Source records
## start

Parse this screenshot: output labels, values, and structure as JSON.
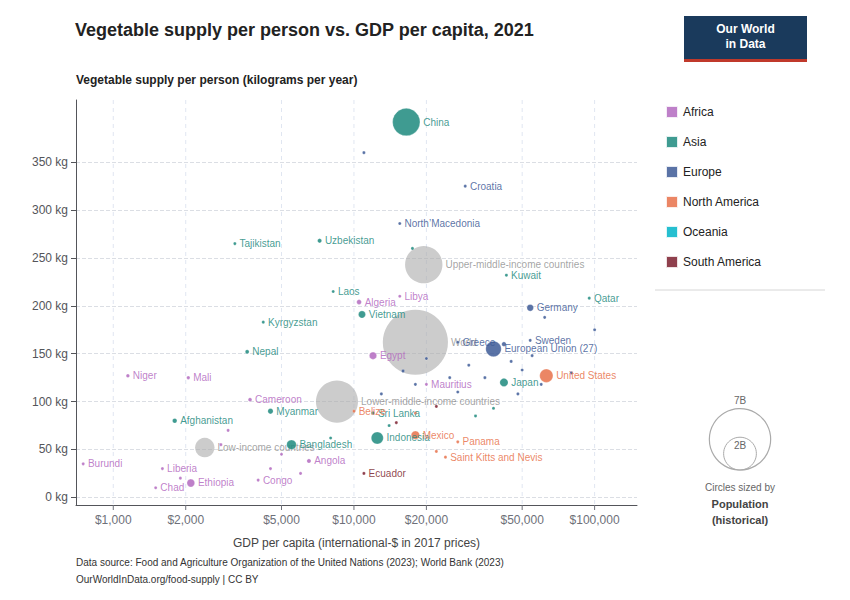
{
  "chart_data": {
    "type": "scatter",
    "title": "Vegetable supply per person vs. GDP per capita, 2021",
    "ylabel": "Vegetable supply per person (kilograms per year)",
    "xlabel": "GDP per capita (international-$ in 2017 prices)",
    "log": "x",
    "grid": true,
    "legend": "right",
    "xlim": [
      700,
      150000
    ],
    "xticks": [
      {
        "value": 1000,
        "label": "$1,000"
      },
      {
        "value": 2000,
        "label": "$2,000"
      },
      {
        "value": 5000,
        "label": "$5,000"
      },
      {
        "value": 10000,
        "label": "$10,000"
      },
      {
        "value": 20000,
        "label": "$20,000"
      },
      {
        "value": 50000,
        "label": "$50,000"
      },
      {
        "value": 100000,
        "label": "$100,000"
      }
    ],
    "ylim": [
      -8,
      415
    ],
    "yticks": [
      {
        "value": 0,
        "label": "0 kg"
      },
      {
        "value": 50,
        "label": "50 kg"
      },
      {
        "value": 100,
        "label": "100 kg"
      },
      {
        "value": 150,
        "label": "150 kg"
      },
      {
        "value": 200,
        "label": "200 kg"
      },
      {
        "value": 250,
        "label": "250 kg"
      },
      {
        "value": 300,
        "label": "300 kg"
      },
      {
        "value": 350,
        "label": "350 kg"
      }
    ],
    "series": [
      {
        "color": "#aaaaaa",
        "points": [
          {
            "label": "World",
            "x": 18000,
            "y": 162,
            "size": 7900000000
          },
          {
            "label": "Upper-middle-income countries",
            "x": 19500,
            "y": 243,
            "size": 2600000000
          },
          {
            "label": "Lower-middle-income countries",
            "x": 8500,
            "y": 100,
            "size": 3300000000
          },
          {
            "label": "Low-income countries",
            "x": 2400,
            "y": 52,
            "size": 700000000
          }
        ]
      },
      {
        "name": "Africa",
        "color": "#b36abf",
        "points": [
          {
            "label": "Algeria",
            "x": 10500,
            "y": 204,
            "size": 44000000
          },
          {
            "label": "Libya",
            "x": 15500,
            "y": 210,
            "size": 6900000
          },
          {
            "label": "Egypt",
            "x": 12000,
            "y": 148,
            "size": 103000000
          },
          {
            "label": "Niger",
            "x": 1150,
            "y": 127,
            "size": 24000000
          },
          {
            "label": "Mali",
            "x": 2050,
            "y": 125,
            "size": 22000000
          },
          {
            "label": "Mauritius",
            "x": 20000,
            "y": 118,
            "size": 1300000
          },
          {
            "label": "Cameroon",
            "x": 3700,
            "y": 102,
            "size": 27000000
          },
          {
            "label": "Angola",
            "x": 6500,
            "y": 38,
            "size": 33000000
          },
          {
            "label": "Congo",
            "x": 4000,
            "y": 18,
            "size": 5500000
          },
          {
            "label": "Ethiopia",
            "x": 2100,
            "y": 15,
            "size": 115000000
          },
          {
            "label": "Liberia",
            "x": 1600,
            "y": 30,
            "size": 5100000
          },
          {
            "label": "Chad",
            "x": 1500,
            "y": 10,
            "size": 17000000
          },
          {
            "label": "Burundi",
            "x": 750,
            "y": 35,
            "size": 12000000
          },
          {
            "x": 5000,
            "y": 45,
            "size": 2000000
          },
          {
            "x": 3000,
            "y": 70,
            "size": 1500000
          },
          {
            "x": 4500,
            "y": 30,
            "size": 2000000
          },
          {
            "x": 6000,
            "y": 25,
            "size": 4000000
          },
          {
            "x": 1900,
            "y": 20,
            "size": 3000000
          },
          {
            "x": 2800,
            "y": 55,
            "size": 2500000
          }
        ]
      },
      {
        "name": "Asia",
        "color": "#1d8a7e",
        "points": [
          {
            "label": "China",
            "x": 16500,
            "y": 392,
            "size": 1400000000
          },
          {
            "label": "Tajikistan",
            "x": 3200,
            "y": 265,
            "size": 9800000
          },
          {
            "label": "Uzbekistan",
            "x": 7200,
            "y": 268,
            "size": 34000000
          },
          {
            "label": "Kuwait",
            "x": 43000,
            "y": 232,
            "size": 4300000
          },
          {
            "label": "Qatar",
            "x": 95000,
            "y": 208,
            "size": 2900000
          },
          {
            "label": "Laos",
            "x": 8200,
            "y": 215,
            "size": 7300000
          },
          {
            "label": "Vietnam",
            "x": 10800,
            "y": 191,
            "size": 97000000
          },
          {
            "label": "Kyrgyzstan",
            "x": 4200,
            "y": 183,
            "size": 6600000
          },
          {
            "label": "Nepal",
            "x": 3600,
            "y": 152,
            "size": 29000000
          },
          {
            "label": "Japan",
            "x": 42000,
            "y": 120,
            "size": 126000000
          },
          {
            "label": "Myanmar",
            "x": 4500,
            "y": 90,
            "size": 54000000
          },
          {
            "label": "Afghanistan",
            "x": 1800,
            "y": 80,
            "size": 39000000
          },
          {
            "label": "Sri Lanka",
            "x": 12000,
            "y": 88,
            "size": 22000000
          },
          {
            "label": "Bangladesh",
            "x": 5500,
            "y": 55,
            "size": 169000000
          },
          {
            "label": "Indonesia",
            "x": 12500,
            "y": 62,
            "size": 273000000
          },
          {
            "x": 17500,
            "y": 260,
            "size": 3000000
          },
          {
            "x": 38000,
            "y": 93,
            "size": 1500000
          },
          {
            "x": 32000,
            "y": 85,
            "size": 600000
          },
          {
            "x": 8000,
            "y": 62,
            "size": 3000000
          },
          {
            "x": 14000,
            "y": 75,
            "size": 2000000
          }
        ]
      },
      {
        "name": "Europe",
        "color": "#3d5a96",
        "points": [
          {
            "label": "Croatia",
            "x": 29000,
            "y": 325,
            "size": 4000000
          },
          {
            "label": "North’Macedonia",
            "x": 15500,
            "y": 286,
            "size": 2100000
          },
          {
            "label": "Germany",
            "x": 54000,
            "y": 198,
            "size": 83000000
          },
          {
            "label": "Sweden",
            "x": 54000,
            "y": 164,
            "size": 10400000
          },
          {
            "label": "Greece",
            "x": 27000,
            "y": 162,
            "size": 10700000
          },
          {
            "label": "European Union (27)",
            "x": 38000,
            "y": 155,
            "size": 447000000
          },
          {
            "x": 11000,
            "y": 360,
            "size": 2000000
          },
          {
            "x": 62000,
            "y": 188,
            "size": 2000000
          },
          {
            "x": 100000,
            "y": 175,
            "size": 500000
          },
          {
            "x": 27000,
            "y": 110,
            "size": 1000000
          },
          {
            "x": 45000,
            "y": 142,
            "size": 1200000
          },
          {
            "x": 50000,
            "y": 133,
            "size": 800000
          },
          {
            "x": 55000,
            "y": 148,
            "size": 5800000
          },
          {
            "x": 60000,
            "y": 118,
            "size": 9000000
          },
          {
            "x": 48000,
            "y": 108,
            "size": 4500000
          },
          {
            "x": 35000,
            "y": 125,
            "size": 11000000
          },
          {
            "x": 42000,
            "y": 160,
            "size": 38000000
          },
          {
            "x": 30000,
            "y": 138,
            "size": 10000000
          },
          {
            "x": 25000,
            "y": 125,
            "size": 7000000
          },
          {
            "x": 18000,
            "y": 118,
            "size": 3000000
          },
          {
            "x": 16000,
            "y": 132,
            "size": 20000000
          },
          {
            "x": 13000,
            "y": 108,
            "size": 5500000
          },
          {
            "x": 20000,
            "y": 145,
            "size": 6500000
          },
          {
            "x": 80000,
            "y": 130,
            "size": 600000
          }
        ]
      },
      {
        "name": "North America",
        "color": "#e8714a",
        "points": [
          {
            "label": "United States",
            "x": 63000,
            "y": 127,
            "size": 330000000
          },
          {
            "label": "Belize",
            "x": 10000,
            "y": 90,
            "size": 400000
          },
          {
            "label": "Mexico",
            "x": 18000,
            "y": 65,
            "size": 130000000
          },
          {
            "label": "Panama",
            "x": 27000,
            "y": 58,
            "size": 4300000
          },
          {
            "label": "Saint Kitts and Nevis",
            "x": 24000,
            "y": 42,
            "size": 53000
          },
          {
            "x": 22000,
            "y": 48,
            "size": 700000
          },
          {
            "x": 18000,
            "y": 88,
            "size": 4000000
          }
        ]
      },
      {
        "name": "Oceania",
        "color": "#00b4c8",
        "points": []
      },
      {
        "name": "South America",
        "color": "#7b1f2e",
        "points": [
          {
            "label": "Ecuador",
            "x": 11000,
            "y": 25,
            "size": 17900000
          },
          {
            "x": 22000,
            "y": 95,
            "size": 4000000
          },
          {
            "x": 15000,
            "y": 78,
            "size": 18000000
          }
        ]
      }
    ],
    "size_legend": {
      "title": [
        "Circles sized by",
        "Population",
        "(historical)"
      ],
      "values": [
        7000000000,
        2000000000
      ],
      "labels": [
        "7B",
        "2B"
      ]
    },
    "logo": {
      "text": [
        "Our World",
        "in Data"
      ],
      "color": "#1a3a5c",
      "accent": "#c0392b"
    },
    "annotations": [
      "Data source: Food and Agriculture Organization of the United Nations (2023); World Bank (2023)",
      "OurWorldInData.org/food-supply | CC BY"
    ]
  }
}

## end

**GOAL OF THE EXERCISE:**
Among the lines of the material, find those that hold the word "North" and copy them.

**SOLUTION TO THE EXERCISE:**
            "label": "North’Macedonia",
        "name": "North America",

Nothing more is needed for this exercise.